Task requirements. Repeat every entry in the listing below, exactly.
____ Data records
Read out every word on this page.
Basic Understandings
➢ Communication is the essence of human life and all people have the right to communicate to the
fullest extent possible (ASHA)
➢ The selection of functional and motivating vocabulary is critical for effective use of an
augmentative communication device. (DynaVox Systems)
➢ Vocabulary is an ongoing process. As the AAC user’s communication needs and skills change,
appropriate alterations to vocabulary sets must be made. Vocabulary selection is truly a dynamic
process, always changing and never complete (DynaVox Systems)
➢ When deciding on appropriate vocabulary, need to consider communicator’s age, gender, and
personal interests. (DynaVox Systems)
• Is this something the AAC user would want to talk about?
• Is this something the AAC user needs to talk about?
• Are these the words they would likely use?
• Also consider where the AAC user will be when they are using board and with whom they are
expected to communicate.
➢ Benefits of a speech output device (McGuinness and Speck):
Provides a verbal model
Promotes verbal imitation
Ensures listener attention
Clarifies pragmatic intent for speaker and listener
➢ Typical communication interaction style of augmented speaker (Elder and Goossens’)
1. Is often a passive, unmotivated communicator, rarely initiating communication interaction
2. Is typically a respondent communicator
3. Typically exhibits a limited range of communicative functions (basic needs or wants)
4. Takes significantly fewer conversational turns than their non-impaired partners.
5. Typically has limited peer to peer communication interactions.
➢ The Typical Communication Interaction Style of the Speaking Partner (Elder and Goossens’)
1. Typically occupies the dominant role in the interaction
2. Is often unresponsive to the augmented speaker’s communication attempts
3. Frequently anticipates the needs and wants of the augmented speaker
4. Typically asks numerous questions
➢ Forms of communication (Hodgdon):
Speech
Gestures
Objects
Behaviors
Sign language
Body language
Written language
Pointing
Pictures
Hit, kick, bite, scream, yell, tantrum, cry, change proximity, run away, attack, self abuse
________
Result for this task.
Read out every word on this page.
Basic Understandings
➢ Communication is the essence of human life and all people have the right to communicate to the
fullest extent possible (ASHA)
➢ The selection of functional and motivating vocabulary is critical for effective use of an
augmentative communication device. (DynaVox Systems)
➢ Vocabulary is an ongoing process. As the AAC user’s communication needs and skills change,
appropriate alterations to vocabulary sets must be made. Vocabulary selection is truly a dynamic
process, always changing and never complete (DynaVox Systems)
➢ When deciding on appropriate vocabulary, need to consider communicator’s age, gender, and
personal interests. (DynaVox Systems)
• Is this something the AAC user would want to talk about?
• Is this something the AAC user needs to talk about?
• Are these the words they would likely use?
• Also consider where the AAC user will be when they are using board and with whom they are
expected to communicate.
➢ Benefits of a speech output device (McGuinness and Speck):
Provides a verbal model
Promotes verbal imitation
Ensures listener attention
Clarifies pragmatic intent for speaker and listener
➢ Typical communication interaction style of augmented speaker (Elder and Goossens’)
1. Is often a passive, unmotivated communicator, rarely initiating communication interaction
2. Is typically a respondent communicator
3. Typically exhibits a limited range of communicative functions (basic needs or wants)
4. Takes significantly fewer conversational turns than their non-impaired partners.
5. Typically has limited peer to peer communication interactions.
➢ The Typical Communication Interaction Style of the Speaking Partner (Elder and Goossens’)
1. Typically occupies the dominant role in the interaction
2. Is often unresponsive to the augmented speaker’s communication attempts
3. Frequently anticipates the needs and wants of the augmented speaker
4. Typically asks numerous questions
➢ Forms of communication (Hodgdon):
Speech
Gestures
Objects
Behaviors
Sign language
Body language
Written language
Pointing
Pictures
Hit, kick, bite, scream, yell, tantrum, cry, change proximity, run away, attack, self abuse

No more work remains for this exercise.